A block of data:
▬▬▬

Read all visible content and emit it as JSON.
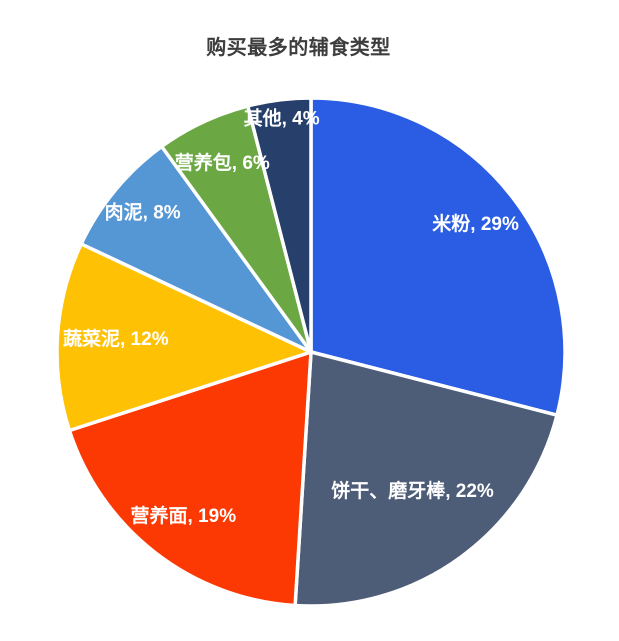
{
  "page": {
    "background_color": "#ffffff"
  },
  "chart_data": {
    "type": "pie",
    "title": "购买最多的辅食类型",
    "title_color": "#3d3d3d",
    "start_angle_deg": 0,
    "direction": "clockwise",
    "legend": "none",
    "label_position": "inside",
    "label_format": "{name}, {value}%",
    "label_color": "#ffffff",
    "divider_color": "#ffffff",
    "total": 100,
    "slices": [
      {
        "name": "米粉",
        "value": 29,
        "color": "#2b5de4",
        "label_radius_fraction": 0.82
      },
      {
        "name": "饼干、磨牙棒",
        "value": 22,
        "color": "#4d5c77",
        "label_radius_fraction": 0.68
      },
      {
        "name": "营养面",
        "value": 19,
        "color": "#fc3903",
        "label_radius_fraction": 0.82
      },
      {
        "name": "蔬菜泥",
        "value": 12,
        "color": "#ffc103",
        "label_radius_fraction": 0.77
      },
      {
        "name": "肉泥",
        "value": 8,
        "color": "#5596d5",
        "label_radius_fraction": 0.86
      },
      {
        "name": "营养包",
        "value": 6,
        "color": "#6ba844",
        "label_radius_fraction": 0.82
      },
      {
        "name": "其他",
        "value": 4,
        "color": "#263f6b",
        "label_radius_fraction": 0.925
      }
    ]
  }
}
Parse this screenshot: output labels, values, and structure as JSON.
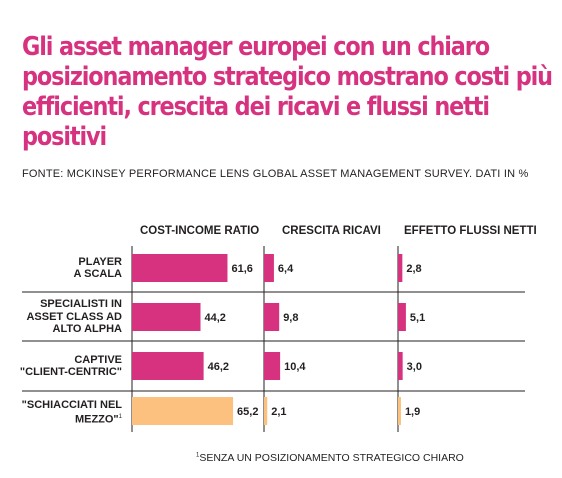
{
  "title": "Gli asset manager europei con un chiaro posizionamento strategico mostrano costi più efficienti, crescita dei ricavi e flussi netti positivi",
  "source": "FONTE: MCKINSEY PERFORMANCE LENS GLOBAL ASSET MANAGEMENT SURVEY. DATI IN %",
  "footnote_marker": "1",
  "footnote": "SENZA UN POSIZIONAMENTO STRATEGICO CHIARO",
  "colors": {
    "title": "#d6327f",
    "bar": "#d6327f",
    "bar_highlight": "#fcc17e",
    "text": "#231f20",
    "divider": "#231f20"
  },
  "chart_data": {
    "type": "bar",
    "orientation": "horizontal",
    "categories": [
      "PLAYER A SCALA",
      "SPECIALISTI IN ASSET CLASS AD ALTO ALPHA",
      "CAPTIVE \"CLIENT-CENTRIC\"",
      "\"SCHIACCIATI NEL MEZZO\""
    ],
    "category_lines": [
      [
        "PLAYER",
        "A SCALA"
      ],
      [
        "SPECIALISTI IN",
        "ASSET CLASS AD",
        "ALTO ALPHA"
      ],
      [
        "CAPTIVE",
        "\"CLIENT-CENTRIC\""
      ],
      [
        "\"SCHIACCIATI NEL",
        "MEZZO\""
      ]
    ],
    "category_footnote": [
      null,
      null,
      null,
      "1"
    ],
    "series": [
      {
        "name": "COST-INCOME RATIO",
        "values": [
          61.6,
          44.2,
          46.2,
          65.2
        ],
        "labels": [
          "61,6",
          "44,2",
          "46,2",
          "65,2"
        ]
      },
      {
        "name": "CRESCITA RICAVI",
        "values": [
          6.4,
          9.8,
          10.4,
          2.1
        ],
        "labels": [
          "6,4",
          "9,8",
          "10,4",
          "2,1"
        ]
      },
      {
        "name": "EFFETTO FLUSSI NETTI",
        "values": [
          2.8,
          5.1,
          3.0,
          1.9
        ],
        "labels": [
          "2,8",
          "5,1",
          "3,0",
          "1,9"
        ]
      }
    ],
    "highlight_category_index": 3,
    "xlabel": "",
    "ylabel": ""
  }
}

▬▬▬

WORK TO BE COMPLETED
Excluding the pictures, reproduce every entry exactly as given.

CORRECT RESPONSE
Read all visible content and emit it as JSON.
{
  "page": {
    "background_color": "#ffffff"
  },
  "chart_data": {
    "type": "pie",
    "title": "购买最多的辅食类型",
    "title_color": "#3d3d3d",
    "start_angle_deg": 0,
    "direction": "clockwise",
    "legend": "none",
    "label_position": "inside",
    "label_format": "{name}, {value}%",
    "label_color": "#ffffff",
    "divider_color": "#ffffff",
    "total": 100,
    "slices": [
      {
        "name": "米粉",
        "value": 29,
        "color": "#2b5de4",
        "label_radius_fraction": 0.82
      },
      {
        "name": "饼干、磨牙棒",
        "value": 22,
        "color": "#4d5c77",
        "label_radius_fraction": 0.68
      },
      {
        "name": "营养面",
        "value": 19,
        "color": "#fc3903",
        "label_radius_fraction": 0.82
      },
      {
        "name": "蔬菜泥",
        "value": 12,
        "color": "#ffc103",
        "label_radius_fraction": 0.77
      },
      {
        "name": "肉泥",
        "value": 8,
        "color": "#5596d5",
        "label_radius_fraction": 0.86
      },
      {
        "name": "营养包",
        "value": 6,
        "color": "#6ba844",
        "label_radius_fraction": 0.82
      },
      {
        "name": "其他",
        "value": 4,
        "color": "#263f6b",
        "label_radius_fraction": 0.925
      }
    ]
  }
}
Parse this screenshot: output labels, values, and structure as JSON.
{
  "title": "Gli asset manager europei con un chiaro posizionamento strategico mostrano costi più efficienti, crescita dei ricavi e flussi netti positivi",
  "source": "FONTE: MCKINSEY PERFORMANCE LENS GLOBAL ASSET MANAGEMENT SURVEY. DATI IN %",
  "footnote_marker": "1",
  "footnote": "SENZA UN POSIZIONAMENTO STRATEGICO CHIARO",
  "colors": {
    "title": "#d6327f",
    "bar": "#d6327f",
    "bar_highlight": "#fcc17e",
    "text": "#231f20",
    "divider": "#231f20"
  },
  "chart_data": {
    "type": "bar",
    "orientation": "horizontal",
    "categories": [
      "PLAYER A SCALA",
      "SPECIALISTI IN ASSET CLASS AD ALTO ALPHA",
      "CAPTIVE \"CLIENT-CENTRIC\"",
      "\"SCHIACCIATI NEL MEZZO\""
    ],
    "category_lines": [
      [
        "PLAYER",
        "A SCALA"
      ],
      [
        "SPECIALISTI IN",
        "ASSET CLASS AD",
        "ALTO ALPHA"
      ],
      [
        "CAPTIVE",
        "\"CLIENT-CENTRIC\""
      ],
      [
        "\"SCHIACCIATI NEL",
        "MEZZO\""
      ]
    ],
    "category_footnote": [
      null,
      null,
      null,
      "1"
    ],
    "series": [
      {
        "name": "COST-INCOME RATIO",
        "values": [
          61.6,
          44.2,
          46.2,
          65.2
        ],
        "labels": [
          "61,6",
          "44,2",
          "46,2",
          "65,2"
        ]
      },
      {
        "name": "CRESCITA RICAVI",
        "values": [
          6.4,
          9.8,
          10.4,
          2.1
        ],
        "labels": [
          "6,4",
          "9,8",
          "10,4",
          "2,1"
        ]
      },
      {
        "name": "EFFETTO FLUSSI NETTI",
        "values": [
          2.8,
          5.1,
          3.0,
          1.9
        ],
        "labels": [
          "2,8",
          "5,1",
          "3,0",
          "1,9"
        ]
      }
    ],
    "highlight_category_index": 3,
    "xlabel": "",
    "ylabel": ""
  }
}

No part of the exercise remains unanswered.